**Consigne 1:**
Présente en liste numérotée, sans les lignes vides, les lignes du listing qui commencent à celle qui contient "eq-band-handle <box>523 514 553 518</box>" et s'arrêtent après celle qui contient "eq-band-handle <box>627 514 657 518</box>".

**Texte fourni:**
'''

«Avec 200 Md€ de chiffre d’affaires en 2019, le transport de marchandises et la logistique représentent 10% du PIB mais aussi 10% des émissions GES, soit le tiers de celles issues du transport. Ses acteurs ont un mur d’investissement colossal devant eux», a rappelé Bruno Millienne le 9 novembre 2023 lors de la deuxième Journée de la filière organisée par France Logistique. Le député et vice-président de la Commission développement durable et de l’aménagement du territoire a ouvert cette journée consacrée à la planification écologique.
Les transporteurs et logisticiens misent sur une optimisation des transports pour décarboner la filière (taux de remplissage des camions, optimisation des distances parcourues, baisse du taux d’échec des livraisons), mais aussi sur le verdissement des flottes et des moyens de transport. Liem Hazoumé, directeur des achats de transports du groupe ArcelorMittal Europe, a notamment plaidé pour des infras ferroviaires compétitives: «Il est essentiel pour nous de maintenir voire de développer les wagons isolés en raison de la capillarité de nos implantations. Nous demandons aussi un développement de plateformes sur un axe Nord-Sud qui va de Dunkerque à la frontière espagnole». En France, Arcelor-Mittal produit 11 millions de tonnes d’acier par an, soit un tiers de la production européenne, sur environ 40 sites de production. Le groupe fait partie des clients les plus importants de fret avec 10 à 12 trains/jour, et des trains qui peuvent transporter jusqu’à 4.000 tonnes d’acier.
La réalisation du tunnel Lyon-Turin génère également beaucoup d’attentes: «Réussir le raccordement au tunnel international permettra de développer la compétitivité de notre activité et du transport multimodal sur l’axe Méditerranée-Rhône-Saône», a expliqué Thomas San Marco, président de Medlink Ports et délégué général du CNR. Autre défi majeur soulevé, la difficulté à anticiper les besoins: «Dans le cadre de notre PLU, je travaille actuellement sur le canal Seine-Nord. Je ne trouve personne qui puisse me renseigner sur son impact dans la logistique, notamment le report de flux vers le rail, le fluvial…», a expliqué Francis Vercamer, vice-président de la Métropole européenne de Lille (MEL).
Un TCO complexe à évaluer
Concernant la route, qui représente toujours l’essentiel du transport de marchandises, les logisticiens ne croient pas dans l’immédiat à un basculement des flottes vers les camions électriques ou à hydrogène. Ils préfèrent plaider pour un mix énergétique: «Notre parc est à 60% décarboné dont 30% roule au biogaz et 30% au biocarburant XTL. D’autres solutions que l’électrique existent…», a expliqué Noémie Feldbauer, directrice de la transition énergétique du groupe Heppner. Même écho pour la PME Noblet, qui possède une centaine de véhicules: «Nous avons des camions qui roulent au biogaz depuis 2015, cela fonctionne très bien, notamment en termes de TCO», a souligné Laurent Galle, président du groupe.

'''

**Consigne 2:**
Poursuis l'article sur la décarbonation du transport de marchandises à partir de sa dernière phrase.

**Données fournies:**
'''

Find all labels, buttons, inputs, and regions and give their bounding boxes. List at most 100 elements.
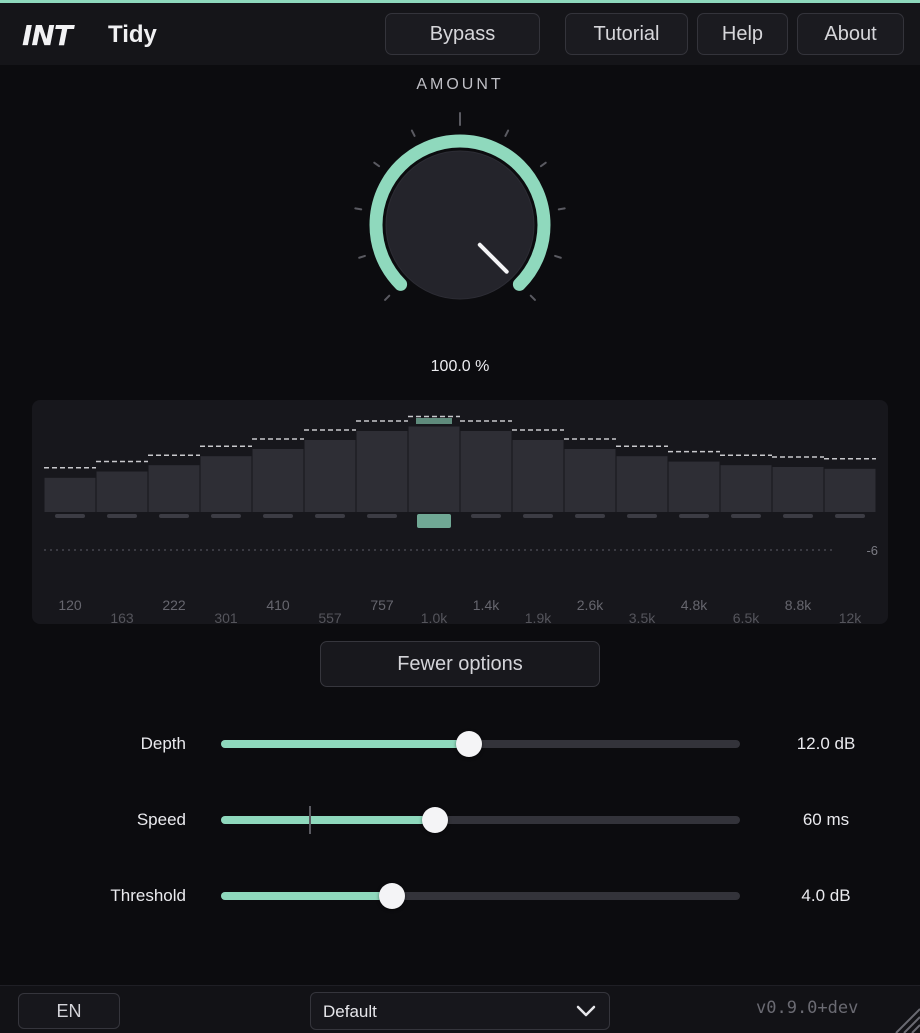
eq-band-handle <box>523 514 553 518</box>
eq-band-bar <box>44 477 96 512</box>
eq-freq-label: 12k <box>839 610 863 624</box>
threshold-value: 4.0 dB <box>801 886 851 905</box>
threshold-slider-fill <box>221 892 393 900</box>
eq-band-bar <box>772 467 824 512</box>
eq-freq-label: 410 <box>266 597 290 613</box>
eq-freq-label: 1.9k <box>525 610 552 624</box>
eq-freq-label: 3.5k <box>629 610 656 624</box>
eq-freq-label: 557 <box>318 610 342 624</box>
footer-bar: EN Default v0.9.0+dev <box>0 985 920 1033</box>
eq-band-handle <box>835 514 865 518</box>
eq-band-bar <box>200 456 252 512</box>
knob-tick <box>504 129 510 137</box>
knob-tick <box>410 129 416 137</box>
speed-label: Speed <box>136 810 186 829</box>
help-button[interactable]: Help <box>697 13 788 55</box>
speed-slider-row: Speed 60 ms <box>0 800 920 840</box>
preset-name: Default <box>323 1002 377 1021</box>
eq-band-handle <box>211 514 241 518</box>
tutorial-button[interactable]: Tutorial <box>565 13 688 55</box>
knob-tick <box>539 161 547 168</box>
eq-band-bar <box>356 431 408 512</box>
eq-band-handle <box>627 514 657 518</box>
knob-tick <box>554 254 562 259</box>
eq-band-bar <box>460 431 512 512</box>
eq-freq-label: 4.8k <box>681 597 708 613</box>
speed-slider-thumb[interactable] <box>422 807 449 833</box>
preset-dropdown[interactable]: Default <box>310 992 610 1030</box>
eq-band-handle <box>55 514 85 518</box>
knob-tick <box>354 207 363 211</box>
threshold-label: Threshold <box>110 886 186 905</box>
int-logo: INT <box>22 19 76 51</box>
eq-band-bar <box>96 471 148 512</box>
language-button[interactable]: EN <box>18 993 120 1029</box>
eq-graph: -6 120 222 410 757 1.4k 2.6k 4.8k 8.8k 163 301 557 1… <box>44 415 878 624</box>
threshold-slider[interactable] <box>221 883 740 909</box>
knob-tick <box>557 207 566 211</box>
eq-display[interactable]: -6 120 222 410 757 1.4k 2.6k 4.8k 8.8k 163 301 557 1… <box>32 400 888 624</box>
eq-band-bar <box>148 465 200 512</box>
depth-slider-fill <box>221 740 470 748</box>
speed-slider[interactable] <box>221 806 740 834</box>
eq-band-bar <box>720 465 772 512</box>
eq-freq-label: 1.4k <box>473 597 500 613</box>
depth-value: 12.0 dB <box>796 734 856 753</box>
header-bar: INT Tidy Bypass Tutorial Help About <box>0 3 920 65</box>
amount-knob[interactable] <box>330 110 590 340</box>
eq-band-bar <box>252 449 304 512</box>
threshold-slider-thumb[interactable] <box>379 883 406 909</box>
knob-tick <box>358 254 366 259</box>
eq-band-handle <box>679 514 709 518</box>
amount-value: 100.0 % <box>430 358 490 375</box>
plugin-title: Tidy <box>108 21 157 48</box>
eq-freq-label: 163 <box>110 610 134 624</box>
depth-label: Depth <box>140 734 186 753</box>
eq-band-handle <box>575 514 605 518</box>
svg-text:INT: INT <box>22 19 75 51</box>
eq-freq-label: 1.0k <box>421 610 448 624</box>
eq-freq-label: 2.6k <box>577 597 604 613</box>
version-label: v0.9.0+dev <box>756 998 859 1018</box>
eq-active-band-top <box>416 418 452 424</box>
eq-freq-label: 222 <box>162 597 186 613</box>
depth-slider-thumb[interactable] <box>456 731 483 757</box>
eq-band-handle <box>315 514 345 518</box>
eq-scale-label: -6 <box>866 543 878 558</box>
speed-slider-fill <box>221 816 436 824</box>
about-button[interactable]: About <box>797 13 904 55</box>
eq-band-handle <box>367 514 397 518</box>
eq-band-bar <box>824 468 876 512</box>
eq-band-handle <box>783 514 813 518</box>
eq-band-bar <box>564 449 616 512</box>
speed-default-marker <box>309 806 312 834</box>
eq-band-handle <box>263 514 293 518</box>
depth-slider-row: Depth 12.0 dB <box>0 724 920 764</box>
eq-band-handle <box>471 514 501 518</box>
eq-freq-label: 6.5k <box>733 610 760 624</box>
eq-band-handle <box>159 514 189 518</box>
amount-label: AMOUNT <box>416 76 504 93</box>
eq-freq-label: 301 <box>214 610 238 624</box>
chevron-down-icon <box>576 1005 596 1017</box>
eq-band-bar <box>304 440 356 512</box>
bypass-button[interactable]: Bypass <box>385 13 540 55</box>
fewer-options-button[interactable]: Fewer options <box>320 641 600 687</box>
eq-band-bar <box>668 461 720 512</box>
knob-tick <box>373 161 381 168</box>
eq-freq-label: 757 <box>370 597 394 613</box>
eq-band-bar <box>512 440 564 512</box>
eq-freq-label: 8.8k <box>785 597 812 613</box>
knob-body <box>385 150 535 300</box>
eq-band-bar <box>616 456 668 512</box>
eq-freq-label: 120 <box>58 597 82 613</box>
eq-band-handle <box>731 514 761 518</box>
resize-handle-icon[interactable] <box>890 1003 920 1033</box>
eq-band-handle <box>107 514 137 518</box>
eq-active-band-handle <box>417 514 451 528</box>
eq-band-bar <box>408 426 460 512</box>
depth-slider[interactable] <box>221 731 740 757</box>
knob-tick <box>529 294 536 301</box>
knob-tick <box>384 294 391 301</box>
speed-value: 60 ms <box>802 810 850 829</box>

'''
'''

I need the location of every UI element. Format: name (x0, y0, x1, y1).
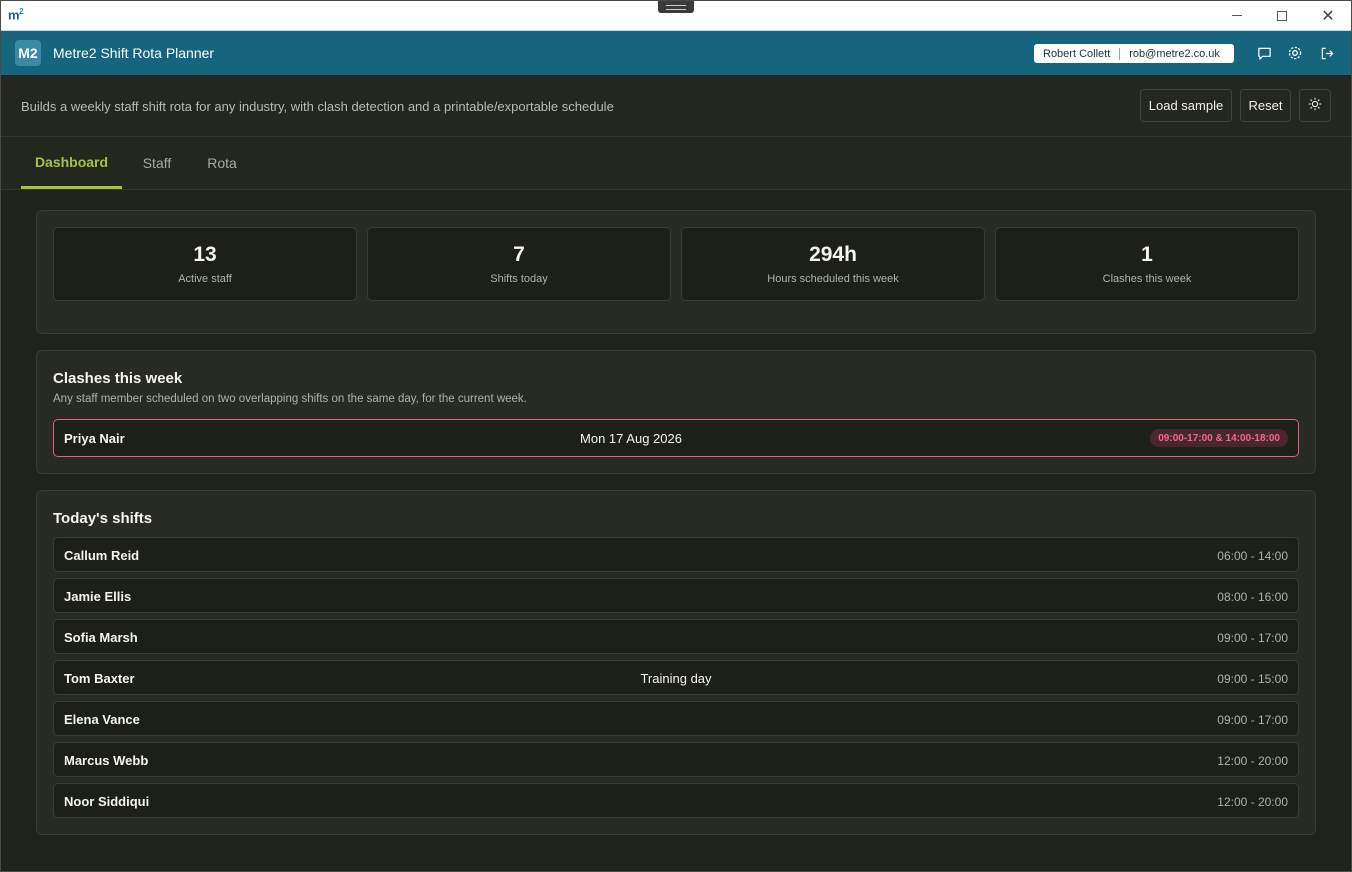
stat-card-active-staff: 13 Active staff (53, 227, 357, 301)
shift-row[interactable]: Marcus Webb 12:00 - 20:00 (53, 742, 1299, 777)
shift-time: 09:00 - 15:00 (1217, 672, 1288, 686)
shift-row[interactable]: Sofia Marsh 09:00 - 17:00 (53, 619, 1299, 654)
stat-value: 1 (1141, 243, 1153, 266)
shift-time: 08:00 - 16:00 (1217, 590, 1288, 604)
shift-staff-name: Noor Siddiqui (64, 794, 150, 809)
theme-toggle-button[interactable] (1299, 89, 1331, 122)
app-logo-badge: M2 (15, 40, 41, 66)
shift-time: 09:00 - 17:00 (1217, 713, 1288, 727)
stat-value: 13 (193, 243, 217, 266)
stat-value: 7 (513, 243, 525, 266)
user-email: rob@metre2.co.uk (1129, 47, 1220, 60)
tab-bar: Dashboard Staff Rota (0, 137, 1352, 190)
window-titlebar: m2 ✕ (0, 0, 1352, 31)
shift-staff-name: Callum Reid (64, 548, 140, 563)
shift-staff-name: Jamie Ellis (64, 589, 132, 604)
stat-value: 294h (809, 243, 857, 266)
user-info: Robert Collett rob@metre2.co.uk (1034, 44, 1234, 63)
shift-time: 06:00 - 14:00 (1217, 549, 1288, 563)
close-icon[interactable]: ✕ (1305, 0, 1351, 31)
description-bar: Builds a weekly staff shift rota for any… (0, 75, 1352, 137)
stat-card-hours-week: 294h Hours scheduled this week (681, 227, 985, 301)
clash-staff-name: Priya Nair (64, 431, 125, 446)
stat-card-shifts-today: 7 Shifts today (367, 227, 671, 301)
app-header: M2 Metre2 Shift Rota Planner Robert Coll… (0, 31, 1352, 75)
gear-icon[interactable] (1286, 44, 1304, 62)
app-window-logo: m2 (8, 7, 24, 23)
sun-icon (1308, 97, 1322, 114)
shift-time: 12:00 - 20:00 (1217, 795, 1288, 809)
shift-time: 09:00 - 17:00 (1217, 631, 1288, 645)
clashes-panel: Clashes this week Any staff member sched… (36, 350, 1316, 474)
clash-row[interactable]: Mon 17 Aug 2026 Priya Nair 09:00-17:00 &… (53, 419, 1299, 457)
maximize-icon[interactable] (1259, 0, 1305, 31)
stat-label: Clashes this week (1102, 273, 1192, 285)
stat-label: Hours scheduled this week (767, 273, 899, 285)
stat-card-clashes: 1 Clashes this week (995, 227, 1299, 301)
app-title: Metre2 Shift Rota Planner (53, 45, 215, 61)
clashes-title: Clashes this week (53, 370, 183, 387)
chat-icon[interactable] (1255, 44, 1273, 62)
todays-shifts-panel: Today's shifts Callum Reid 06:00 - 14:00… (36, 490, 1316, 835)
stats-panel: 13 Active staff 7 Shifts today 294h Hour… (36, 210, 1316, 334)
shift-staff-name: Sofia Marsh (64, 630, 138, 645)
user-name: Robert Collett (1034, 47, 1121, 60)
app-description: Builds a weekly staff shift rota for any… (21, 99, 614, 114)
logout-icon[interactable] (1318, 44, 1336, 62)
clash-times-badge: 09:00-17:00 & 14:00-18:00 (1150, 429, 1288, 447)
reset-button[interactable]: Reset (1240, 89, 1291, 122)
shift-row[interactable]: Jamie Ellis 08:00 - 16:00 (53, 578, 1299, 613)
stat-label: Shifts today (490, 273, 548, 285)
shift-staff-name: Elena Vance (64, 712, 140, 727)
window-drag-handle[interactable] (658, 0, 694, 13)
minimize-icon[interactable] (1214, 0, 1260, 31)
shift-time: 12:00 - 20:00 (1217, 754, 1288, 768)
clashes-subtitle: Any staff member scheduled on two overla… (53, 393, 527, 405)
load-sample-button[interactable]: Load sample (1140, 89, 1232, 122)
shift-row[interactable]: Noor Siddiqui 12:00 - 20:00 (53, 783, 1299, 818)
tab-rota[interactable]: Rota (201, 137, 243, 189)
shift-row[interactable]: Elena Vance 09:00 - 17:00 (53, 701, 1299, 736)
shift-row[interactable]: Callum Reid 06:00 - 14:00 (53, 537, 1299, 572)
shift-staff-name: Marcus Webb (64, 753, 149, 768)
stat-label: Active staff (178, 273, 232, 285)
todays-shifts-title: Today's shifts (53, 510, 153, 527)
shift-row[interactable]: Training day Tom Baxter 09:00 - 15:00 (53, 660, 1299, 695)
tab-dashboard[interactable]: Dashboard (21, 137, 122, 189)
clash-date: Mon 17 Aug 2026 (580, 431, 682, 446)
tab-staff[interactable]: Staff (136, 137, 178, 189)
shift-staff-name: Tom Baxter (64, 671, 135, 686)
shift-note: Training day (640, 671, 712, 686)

'''
'''

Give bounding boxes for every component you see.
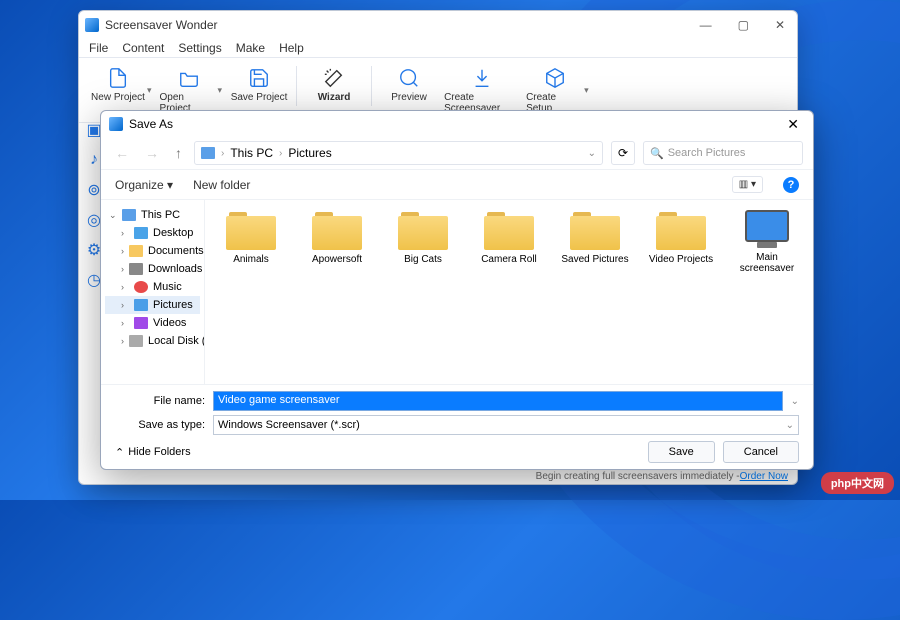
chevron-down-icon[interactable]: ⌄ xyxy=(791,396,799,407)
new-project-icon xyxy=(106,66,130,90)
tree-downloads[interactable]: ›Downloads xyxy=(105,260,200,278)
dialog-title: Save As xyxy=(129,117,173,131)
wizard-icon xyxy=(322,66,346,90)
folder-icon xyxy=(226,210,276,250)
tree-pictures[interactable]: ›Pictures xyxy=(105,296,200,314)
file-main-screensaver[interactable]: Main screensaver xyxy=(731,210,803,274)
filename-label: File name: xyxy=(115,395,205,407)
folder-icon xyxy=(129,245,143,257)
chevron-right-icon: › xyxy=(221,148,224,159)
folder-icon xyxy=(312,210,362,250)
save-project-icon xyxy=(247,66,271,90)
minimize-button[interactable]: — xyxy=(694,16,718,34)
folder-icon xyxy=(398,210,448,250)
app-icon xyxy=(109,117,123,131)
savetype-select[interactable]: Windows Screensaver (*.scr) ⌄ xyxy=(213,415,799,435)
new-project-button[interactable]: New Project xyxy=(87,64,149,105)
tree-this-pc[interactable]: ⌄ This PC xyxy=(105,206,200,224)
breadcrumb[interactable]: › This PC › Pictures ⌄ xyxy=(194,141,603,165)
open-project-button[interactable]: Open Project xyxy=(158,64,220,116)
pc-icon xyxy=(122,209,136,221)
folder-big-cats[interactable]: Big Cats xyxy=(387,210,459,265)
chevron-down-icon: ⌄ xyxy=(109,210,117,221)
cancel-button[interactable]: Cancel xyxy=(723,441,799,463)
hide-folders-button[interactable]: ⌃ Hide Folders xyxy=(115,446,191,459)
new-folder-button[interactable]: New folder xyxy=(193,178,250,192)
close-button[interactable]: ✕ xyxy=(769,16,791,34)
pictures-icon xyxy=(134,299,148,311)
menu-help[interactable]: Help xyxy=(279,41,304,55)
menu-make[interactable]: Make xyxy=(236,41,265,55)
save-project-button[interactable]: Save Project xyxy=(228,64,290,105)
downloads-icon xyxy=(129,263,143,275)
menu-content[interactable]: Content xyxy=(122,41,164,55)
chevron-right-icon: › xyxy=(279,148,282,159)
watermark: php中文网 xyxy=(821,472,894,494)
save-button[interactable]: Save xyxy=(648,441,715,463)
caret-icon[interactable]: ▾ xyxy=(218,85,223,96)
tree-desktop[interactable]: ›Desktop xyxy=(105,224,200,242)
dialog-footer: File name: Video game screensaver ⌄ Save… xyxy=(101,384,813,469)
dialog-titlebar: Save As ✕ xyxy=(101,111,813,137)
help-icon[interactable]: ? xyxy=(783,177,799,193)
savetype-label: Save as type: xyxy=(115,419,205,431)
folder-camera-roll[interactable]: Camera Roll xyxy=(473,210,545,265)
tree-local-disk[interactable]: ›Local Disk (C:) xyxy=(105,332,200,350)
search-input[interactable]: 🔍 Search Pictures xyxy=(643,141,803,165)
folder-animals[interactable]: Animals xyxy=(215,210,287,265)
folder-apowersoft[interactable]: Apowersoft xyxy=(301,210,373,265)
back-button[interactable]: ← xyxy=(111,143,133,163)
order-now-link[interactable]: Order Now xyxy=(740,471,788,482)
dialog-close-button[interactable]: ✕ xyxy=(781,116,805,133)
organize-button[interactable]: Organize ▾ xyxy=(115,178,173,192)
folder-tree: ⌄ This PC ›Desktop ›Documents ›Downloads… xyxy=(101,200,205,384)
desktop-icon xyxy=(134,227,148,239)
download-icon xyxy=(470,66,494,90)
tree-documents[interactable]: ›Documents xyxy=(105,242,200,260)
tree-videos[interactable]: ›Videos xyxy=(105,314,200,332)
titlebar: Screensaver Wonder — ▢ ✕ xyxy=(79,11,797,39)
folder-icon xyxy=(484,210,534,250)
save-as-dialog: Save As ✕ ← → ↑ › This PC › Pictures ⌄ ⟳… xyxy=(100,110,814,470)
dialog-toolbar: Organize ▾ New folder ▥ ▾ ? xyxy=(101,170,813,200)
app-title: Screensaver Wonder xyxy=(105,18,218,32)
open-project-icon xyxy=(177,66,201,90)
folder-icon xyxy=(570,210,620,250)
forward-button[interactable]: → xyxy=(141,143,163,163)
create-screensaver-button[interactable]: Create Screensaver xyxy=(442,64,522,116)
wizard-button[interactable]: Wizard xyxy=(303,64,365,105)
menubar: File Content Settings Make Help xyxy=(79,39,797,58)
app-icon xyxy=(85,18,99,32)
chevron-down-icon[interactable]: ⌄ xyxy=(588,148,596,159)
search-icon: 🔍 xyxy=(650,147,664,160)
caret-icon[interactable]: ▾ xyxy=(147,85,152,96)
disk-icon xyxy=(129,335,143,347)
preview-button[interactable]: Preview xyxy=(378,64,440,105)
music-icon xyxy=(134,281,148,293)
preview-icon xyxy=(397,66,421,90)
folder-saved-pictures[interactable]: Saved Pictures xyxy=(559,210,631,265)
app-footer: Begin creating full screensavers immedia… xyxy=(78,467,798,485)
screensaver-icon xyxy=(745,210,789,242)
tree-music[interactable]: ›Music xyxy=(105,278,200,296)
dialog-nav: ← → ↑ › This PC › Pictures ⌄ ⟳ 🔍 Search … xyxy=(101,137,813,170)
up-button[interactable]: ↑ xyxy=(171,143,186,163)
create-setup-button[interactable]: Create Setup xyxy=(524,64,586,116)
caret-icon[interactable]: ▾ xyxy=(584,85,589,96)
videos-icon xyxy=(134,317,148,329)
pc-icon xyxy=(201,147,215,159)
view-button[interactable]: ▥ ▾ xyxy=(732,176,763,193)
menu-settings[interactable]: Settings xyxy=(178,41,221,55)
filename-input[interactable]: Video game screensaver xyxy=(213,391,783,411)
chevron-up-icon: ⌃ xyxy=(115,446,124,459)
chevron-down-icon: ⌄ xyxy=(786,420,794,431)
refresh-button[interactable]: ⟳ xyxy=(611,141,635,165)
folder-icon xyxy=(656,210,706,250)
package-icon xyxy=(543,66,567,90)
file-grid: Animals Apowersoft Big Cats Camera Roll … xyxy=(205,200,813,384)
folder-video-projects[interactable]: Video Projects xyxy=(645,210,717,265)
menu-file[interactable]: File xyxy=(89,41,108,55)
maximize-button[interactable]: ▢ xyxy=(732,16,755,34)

'''

**Réponse 1:**
1. eq-band-handle <box>523 514 553 518</box>
2. eq-band-bar <box>44 477 96 512</box>
3. eq-freq-label: 12k <box>839 610 863 624</box>
4. threshold-value: 4.0 dB <box>801 886 851 905</box>
5. threshold-slider-fill <box>221 892 393 900</box>
6. eq-band-bar <box>772 467 824 512</box>
7. eq-freq-label: 410 <box>266 597 290 613</box>
8. eq-freq-label: 1.9k <box>525 610 552 624</box>
9. eq-freq-label: 3.5k <box>629 610 656 624</box>
10. eq-freq-label: 557 <box>318 610 342 624</box>
11. footer-bar: EN Default v0.9.0+dev <box>0 985 920 1033</box>
12. eq-band-handle <box>835 514 865 518</box>
13. eq-band-bar <box>200 456 252 512</box>
14. knob-tick <box>504 129 510 137</box>
15. knob-tick <box>410 129 416 137</box>
16. speed-label: Speed <box>136 810 186 829</box>
17. help-button[interactable]: Help <box>697 13 788 55</box>
18. speed-slider-row: Speed 60 ms <box>0 800 920 840</box>
19. preset-name: Default <box>323 1002 377 1021</box>
20. eq-band-handle <box>211 514 241 518</box>
21. tutorial-button[interactable]: Tutorial <box>565 13 688 55</box>
22. knob-tick <box>539 161 547 168</box>
23. eq-band-bar <box>356 431 408 512</box>
24. eq-band-handle <box>627 514 657 518</box>

**Réponse 2:**
La difficulté à évaluer le TCO des camions «propres» représente un frein au verdissement des flottes. «Dans cette équation, nous maîtrisons mal la durée de vie du poids lourd et les assets», a admis Gautier Chatelus, directeur adjoint Infrastructures et mobilité à la Banque des Territoires, qui finance l’achat de véhicules à motorisation décarbonée. C’est pourquoi Noémie Feldbauer a suggéré de mettre en place un leasing sur les batteries avec un système d’opex sur la batterie et de capex sur le camion: «Il faut que le TCO revienne au niveau du thermique».
Pour lever ce frein à la conversion, l’exécutif a lancé un premier appel à projets destiné à couvrir une partie de la différence de prix entre un camion thermique et un camion électrique, trois fois plus cher (autour 300.000 €). Sur 230 dossiers déposés à fin septembre 2023, 170 ont été jugés corrects, 24 ont été acceptés. «En Allemagne, l’Etat finance au constructeur 80% du surcoût entre le thermique et l’électrique…, a expliqué Noémie Feldbauer. Nous n’achèterons pas de camions électriques tant que nous ne bénéficierons pas de subventions.»
Une réglementation difficile à suivre
De son côté, la logistique urbaine fait face au défi de la mise en place des ZFE. Agnès Grangé, directrice générale adjointe et directrice du développement de la logistique urbaine & innovation chez Geopost, a notamment appelé à une stabilité de la réglementation: «Nous étions prêts pour l’entrée en vigueur des ZFE, leur décalage dans le temps nous coûte cher et crée un désavantage concurrentiel par rapport à nos concurrents…». Les différentes parties prenantes ont ainsi souligné l’importance d’un dialogue entre élus et logisticiens pour trouver des solutions pragmatiques sur l’arrivée des ZFE dans les métropoles. C’est notamment l’objectif du programme InTerLUD qui prévoit d’élaborer en commun des chartes de logistique urbaine durable dans les différents territoires.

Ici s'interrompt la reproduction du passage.